▸ **OBJECTIVE**
The records that follow are to be repeated without alteration.

==========

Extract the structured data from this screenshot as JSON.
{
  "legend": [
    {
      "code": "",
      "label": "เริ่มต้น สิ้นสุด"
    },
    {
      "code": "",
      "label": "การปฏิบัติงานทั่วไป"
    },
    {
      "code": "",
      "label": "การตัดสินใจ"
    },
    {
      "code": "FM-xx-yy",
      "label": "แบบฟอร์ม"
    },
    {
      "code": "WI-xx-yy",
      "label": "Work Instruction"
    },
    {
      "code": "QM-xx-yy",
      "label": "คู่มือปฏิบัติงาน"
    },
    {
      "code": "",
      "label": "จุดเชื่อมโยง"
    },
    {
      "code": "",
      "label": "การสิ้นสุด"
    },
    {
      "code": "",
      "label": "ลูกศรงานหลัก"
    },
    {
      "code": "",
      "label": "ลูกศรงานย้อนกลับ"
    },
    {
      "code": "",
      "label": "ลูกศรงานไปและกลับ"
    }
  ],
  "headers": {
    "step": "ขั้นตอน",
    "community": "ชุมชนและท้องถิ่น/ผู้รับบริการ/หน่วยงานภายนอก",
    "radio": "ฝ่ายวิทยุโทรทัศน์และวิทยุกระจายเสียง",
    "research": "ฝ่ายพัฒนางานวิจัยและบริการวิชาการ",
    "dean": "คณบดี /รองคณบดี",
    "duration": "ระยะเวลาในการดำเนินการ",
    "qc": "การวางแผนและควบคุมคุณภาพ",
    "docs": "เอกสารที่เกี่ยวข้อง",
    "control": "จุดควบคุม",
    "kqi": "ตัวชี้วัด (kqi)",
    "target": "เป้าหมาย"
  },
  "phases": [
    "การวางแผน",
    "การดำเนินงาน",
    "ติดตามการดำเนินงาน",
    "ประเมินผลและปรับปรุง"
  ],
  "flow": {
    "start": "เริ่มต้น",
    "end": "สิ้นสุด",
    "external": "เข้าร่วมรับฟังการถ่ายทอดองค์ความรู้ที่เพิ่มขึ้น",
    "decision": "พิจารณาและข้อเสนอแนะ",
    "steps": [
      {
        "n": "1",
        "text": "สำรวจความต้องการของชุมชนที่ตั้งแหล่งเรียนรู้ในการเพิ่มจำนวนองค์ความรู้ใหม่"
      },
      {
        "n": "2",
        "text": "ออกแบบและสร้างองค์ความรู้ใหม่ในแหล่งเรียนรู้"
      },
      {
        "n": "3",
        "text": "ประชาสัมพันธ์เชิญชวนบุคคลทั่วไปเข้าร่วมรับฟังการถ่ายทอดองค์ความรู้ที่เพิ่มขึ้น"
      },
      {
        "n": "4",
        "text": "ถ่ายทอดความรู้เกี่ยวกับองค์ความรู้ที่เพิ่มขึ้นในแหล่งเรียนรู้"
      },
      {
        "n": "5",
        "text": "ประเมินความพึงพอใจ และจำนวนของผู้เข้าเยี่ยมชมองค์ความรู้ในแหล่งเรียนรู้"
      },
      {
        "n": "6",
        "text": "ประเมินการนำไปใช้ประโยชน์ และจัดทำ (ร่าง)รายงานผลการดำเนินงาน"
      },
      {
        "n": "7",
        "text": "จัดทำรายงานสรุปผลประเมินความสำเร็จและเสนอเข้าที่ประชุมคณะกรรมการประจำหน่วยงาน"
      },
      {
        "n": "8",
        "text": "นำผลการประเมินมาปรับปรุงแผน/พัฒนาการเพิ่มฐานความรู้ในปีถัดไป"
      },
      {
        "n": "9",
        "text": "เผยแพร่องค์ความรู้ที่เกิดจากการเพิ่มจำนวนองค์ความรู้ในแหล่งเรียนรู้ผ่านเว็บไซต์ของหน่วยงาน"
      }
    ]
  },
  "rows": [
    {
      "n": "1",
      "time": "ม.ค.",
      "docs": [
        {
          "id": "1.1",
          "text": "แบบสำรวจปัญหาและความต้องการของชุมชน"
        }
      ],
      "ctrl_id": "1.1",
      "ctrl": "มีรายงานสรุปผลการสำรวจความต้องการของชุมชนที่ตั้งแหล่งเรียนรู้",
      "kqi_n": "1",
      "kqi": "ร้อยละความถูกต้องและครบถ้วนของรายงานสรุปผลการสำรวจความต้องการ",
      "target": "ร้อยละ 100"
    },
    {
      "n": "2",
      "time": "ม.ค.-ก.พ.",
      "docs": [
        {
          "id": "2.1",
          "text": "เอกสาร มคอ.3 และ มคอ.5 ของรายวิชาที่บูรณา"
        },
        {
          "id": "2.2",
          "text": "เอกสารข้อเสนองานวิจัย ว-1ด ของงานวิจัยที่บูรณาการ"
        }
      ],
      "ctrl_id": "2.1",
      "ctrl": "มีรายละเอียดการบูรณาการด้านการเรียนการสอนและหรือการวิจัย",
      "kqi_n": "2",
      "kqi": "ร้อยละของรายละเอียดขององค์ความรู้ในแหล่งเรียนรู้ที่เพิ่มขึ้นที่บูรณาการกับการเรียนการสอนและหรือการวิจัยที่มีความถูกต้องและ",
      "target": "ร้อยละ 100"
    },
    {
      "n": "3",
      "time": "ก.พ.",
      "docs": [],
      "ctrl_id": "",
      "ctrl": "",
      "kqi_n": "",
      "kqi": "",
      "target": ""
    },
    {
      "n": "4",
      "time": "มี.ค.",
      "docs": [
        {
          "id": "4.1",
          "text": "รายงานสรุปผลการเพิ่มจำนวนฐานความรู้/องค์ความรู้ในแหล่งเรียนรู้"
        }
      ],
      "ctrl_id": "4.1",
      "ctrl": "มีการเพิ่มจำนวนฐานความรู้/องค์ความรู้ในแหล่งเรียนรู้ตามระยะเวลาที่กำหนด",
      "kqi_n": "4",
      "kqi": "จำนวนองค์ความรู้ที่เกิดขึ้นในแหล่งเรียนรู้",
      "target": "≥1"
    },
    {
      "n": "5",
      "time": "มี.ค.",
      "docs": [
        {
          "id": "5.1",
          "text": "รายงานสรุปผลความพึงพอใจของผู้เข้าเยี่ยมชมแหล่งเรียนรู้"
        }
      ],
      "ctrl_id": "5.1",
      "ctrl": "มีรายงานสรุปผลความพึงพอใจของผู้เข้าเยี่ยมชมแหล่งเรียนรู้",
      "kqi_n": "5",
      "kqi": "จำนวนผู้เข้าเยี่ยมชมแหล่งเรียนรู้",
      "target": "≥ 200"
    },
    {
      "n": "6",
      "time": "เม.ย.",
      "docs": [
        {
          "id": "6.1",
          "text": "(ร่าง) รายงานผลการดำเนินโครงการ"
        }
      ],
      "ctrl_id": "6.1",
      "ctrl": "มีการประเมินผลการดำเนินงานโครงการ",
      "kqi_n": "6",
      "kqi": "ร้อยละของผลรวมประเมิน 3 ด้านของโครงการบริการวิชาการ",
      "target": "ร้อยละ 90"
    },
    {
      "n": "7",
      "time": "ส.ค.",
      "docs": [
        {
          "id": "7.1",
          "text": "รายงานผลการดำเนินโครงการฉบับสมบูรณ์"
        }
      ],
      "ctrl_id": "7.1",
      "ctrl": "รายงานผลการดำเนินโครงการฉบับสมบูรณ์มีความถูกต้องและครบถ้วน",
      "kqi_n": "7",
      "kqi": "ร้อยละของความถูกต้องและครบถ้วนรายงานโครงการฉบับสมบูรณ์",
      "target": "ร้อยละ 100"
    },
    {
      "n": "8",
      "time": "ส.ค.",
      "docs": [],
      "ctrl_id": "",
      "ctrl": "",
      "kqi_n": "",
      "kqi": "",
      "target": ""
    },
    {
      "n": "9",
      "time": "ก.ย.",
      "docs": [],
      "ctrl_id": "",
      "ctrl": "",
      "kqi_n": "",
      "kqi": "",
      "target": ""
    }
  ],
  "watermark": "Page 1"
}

==========

▸ **CORRECT RESPONSE**
Extract the structured data from this screenshot as JSON.
{
  "legend": [
    {
      "code": "",
      "label": "เริ่มต้น สิ้นสุด"
    },
    {
      "code": "",
      "label": "การปฏิบัติงานทั่วไป"
    },
    {
      "code": "",
      "label": "การตัดสินใจ"
    },
    {
      "code": "FM-xx-yy",
      "label": "แบบฟอร์ม"
    },
    {
      "code": "WI-xx-yy",
      "label": "Work Instruction"
    },
    {
      "code": "QM-xx-yy",
      "label": "คู่มือปฏิบัติงาน"
    },
    {
      "code": "",
      "label": "จุดเชื่อมโยง"
    },
    {
      "code": "",
      "label": "การสิ้นสุด"
    },
    {
      "code": "",
      "label": "ลูกศรงานหลัก"
    },
    {
      "code": "",
      "label": "ลูกศรงานย้อนกลับ"
    },
    {
      "code": "",
      "label": "ลูกศรงานไปและกลับ"
    }
  ],
  "headers": {
    "step": "ขั้นตอน",
    "community": "ชุมชนและท้องถิ่น/ผู้รับบริการ/หน่วยงานภายนอก",
    "radio": "ฝ่ายวิทยุโทรทัศน์และวิทยุกระจายเสียง",
    "research": "ฝ่ายพัฒนางานวิจัยและบริการวิชาการ",
    "dean": "คณบดี /รองคณบดี",
    "duration": "ระยะเวลาในการดำเนินการ",
    "qc": "การวางแผนและควบคุมคุณภาพ",
    "docs": "เอกสารที่เกี่ยวข้อง",
    "control": "จุดควบคุม",
    "kqi": "ตัวชี้วัด (kqi)",
    "target": "เป้าหมาย"
  },
  "phases": [
    "การวางแผน",
    "การดำเนินงาน",
    "ติดตามการดำเนินงาน",
    "ประเมินผลและปรับปรุง"
  ],
  "flow": {
    "start": "เริ่มต้น",
    "end": "สิ้นสุด",
    "external": "เข้าร่วมรับฟังการถ่ายทอดองค์ความรู้ที่เพิ่มขึ้น",
    "decision": "พิจารณาและข้อเสนอแนะ",
    "steps": [
      {
        "n": "1",
        "text": "สำรวจความต้องการของชุมชนที่ตั้งแหล่งเรียนรู้ในการเพิ่มจำนวนองค์ความรู้ใหม่"
      },
      {
        "n": "2",
        "text": "ออกแบบและสร้างองค์ความรู้ใหม่ในแหล่งเรียนรู้"
      },
      {
        "n": "3",
        "text": "ประชาสัมพันธ์เชิญชวนบุคคลทั่วไปเข้าร่วมรับฟังการถ่ายทอดองค์ความรู้ที่เพิ่มขึ้น"
      },
      {
        "n": "4",
        "text": "ถ่ายทอดความรู้เกี่ยวกับองค์ความรู้ที่เพิ่มขึ้นในแหล่งเรียนรู้"
      },
      {
        "n": "5",
        "text": "ประเมินความพึงพอใจ และจำนวนของผู้เข้าเยี่ยมชมองค์ความรู้ในแหล่งเรียนรู้"
      },
      {
        "n": "6",
        "text": "ประเมินการนำไปใช้ประโยชน์ และจัดทำ (ร่าง)รายงานผลการดำเนินงาน"
      },
      {
        "n": "7",
        "text": "จัดทำรายงานสรุปผลประเมินความสำเร็จและเสนอเข้าที่ประชุมคณะกรรมการประจำหน่วยงาน"
      },
      {
        "n": "8",
        "text": "นำผลการประเมินมาปรับปรุงแผน/พัฒนาการเพิ่มฐานความรู้ในปีถัดไป"
      },
      {
        "n": "9",
        "text": "เผยแพร่องค์ความรู้ที่เกิดจากการเพิ่มจำนวนองค์ความรู้ในแหล่งเรียนรู้ผ่านเว็บไซต์ของหน่วยงาน"
      }
    ]
  },
  "rows": [
    {
      "n": "1",
      "time": "ม.ค.",
      "docs": [
        {
          "id": "1.1",
          "text": "แบบสำรวจปัญหาและความต้องการของชุมชน"
        }
      ],
      "ctrl_id": "1.1",
      "ctrl": "มีรายงานสรุปผลการสำรวจความต้องการของชุมชนที่ตั้งแหล่งเรียนรู้",
      "kqi_n": "1",
      "kqi": "ร้อยละความถูกต้องและครบถ้วนของรายงานสรุปผลการสำรวจความต้องการ",
      "target": "ร้อยละ 100"
    },
    {
      "n": "2",
      "time": "ม.ค.-ก.พ.",
      "docs": [
        {
          "id": "2.1",
          "text": "เอกสาร มคอ.3 และ มคอ.5 ของรายวิชาที่บูรณา"
        },
        {
          "id": "2.2",
          "text": "เอกสารข้อเสนองานวิจัย ว-1ด ของงานวิจัยที่บูรณาการ"
        }
      ],
      "ctrl_id": "2.1",
      "ctrl": "มีรายละเอียดการบูรณาการด้านการเรียนการสอนและหรือการวิจัย",
      "kqi_n": "2",
      "kqi": "ร้อยละของรายละเอียดขององค์ความรู้ในแหล่งเรียนรู้ที่เพิ่มขึ้นที่บูรณาการกับการเรียนการสอนและหรือการวิจัยที่มีความถูกต้องและ",
      "target": "ร้อยละ 100"
    },
    {
      "n": "3",
      "time": "ก.พ.",
      "docs": [],
      "ctrl_id": "",
      "ctrl": "",
      "kqi_n": "",
      "kqi": "",
      "target": ""
    },
    {
      "n": "4",
      "time": "มี.ค.",
      "docs": [
        {
          "id": "4.1",
          "text": "รายงานสรุปผลการเพิ่มจำนวนฐานความรู้/องค์ความรู้ในแหล่งเรียนรู้"
        }
      ],
      "ctrl_id": "4.1",
      "ctrl": "มีการเพิ่มจำนวนฐานความรู้/องค์ความรู้ในแหล่งเรียนรู้ตามระยะเวลาที่กำหนด",
      "kqi_n": "4",
      "kqi": "จำนวนองค์ความรู้ที่เกิดขึ้นในแหล่งเรียนรู้",
      "target": "≥1"
    },
    {
      "n": "5",
      "time": "มี.ค.",
      "docs": [
        {
          "id": "5.1",
          "text": "รายงานสรุปผลความพึงพอใจของผู้เข้าเยี่ยมชมแหล่งเรียนรู้"
        }
      ],
      "ctrl_id": "5.1",
      "ctrl": "มีรายงานสรุปผลความพึงพอใจของผู้เข้าเยี่ยมชมแหล่งเรียนรู้",
      "kqi_n": "5",
      "kqi": "จำนวนผู้เข้าเยี่ยมชมแหล่งเรียนรู้",
      "target": "≥ 200"
    },
    {
      "n": "6",
      "time": "เม.ย.",
      "docs": [
        {
          "id": "6.1",
          "text": "(ร่าง) รายงานผลการดำเนินโครงการ"
        }
      ],
      "ctrl_id": "6.1",
      "ctrl": "มีการประเมินผลการดำเนินงานโครงการ",
      "kqi_n": "6",
      "kqi": "ร้อยละของผลรวมประเมิน 3 ด้านของโครงการบริการวิชาการ",
      "target": "ร้อยละ 90"
    },
    {
      "n": "7",
      "time": "ส.ค.",
      "docs": [
        {
          "id": "7.1",
          "text": "รายงานผลการดำเนินโครงการฉบับสมบูรณ์"
        }
      ],
      "ctrl_id": "7.1",
      "ctrl": "รายงานผลการดำเนินโครงการฉบับสมบูรณ์มีความถูกต้องและครบถ้วน",
      "kqi_n": "7",
      "kqi": "ร้อยละของความถูกต้องและครบถ้วนรายงานโครงการฉบับสมบูรณ์",
      "target": "ร้อยละ 100"
    },
    {
      "n": "8",
      "time": "ส.ค.",
      "docs": [],
      "ctrl_id": "",
      "ctrl": "",
      "kqi_n": "",
      "kqi": "",
      "target": ""
    },
    {
      "n": "9",
      "time": "ก.ย.",
      "docs": [],
      "ctrl_id": "",
      "ctrl": "",
      "kqi_n": "",
      "kqi": "",
      "target": ""
    }
  ],
  "watermark": "Page 1"
}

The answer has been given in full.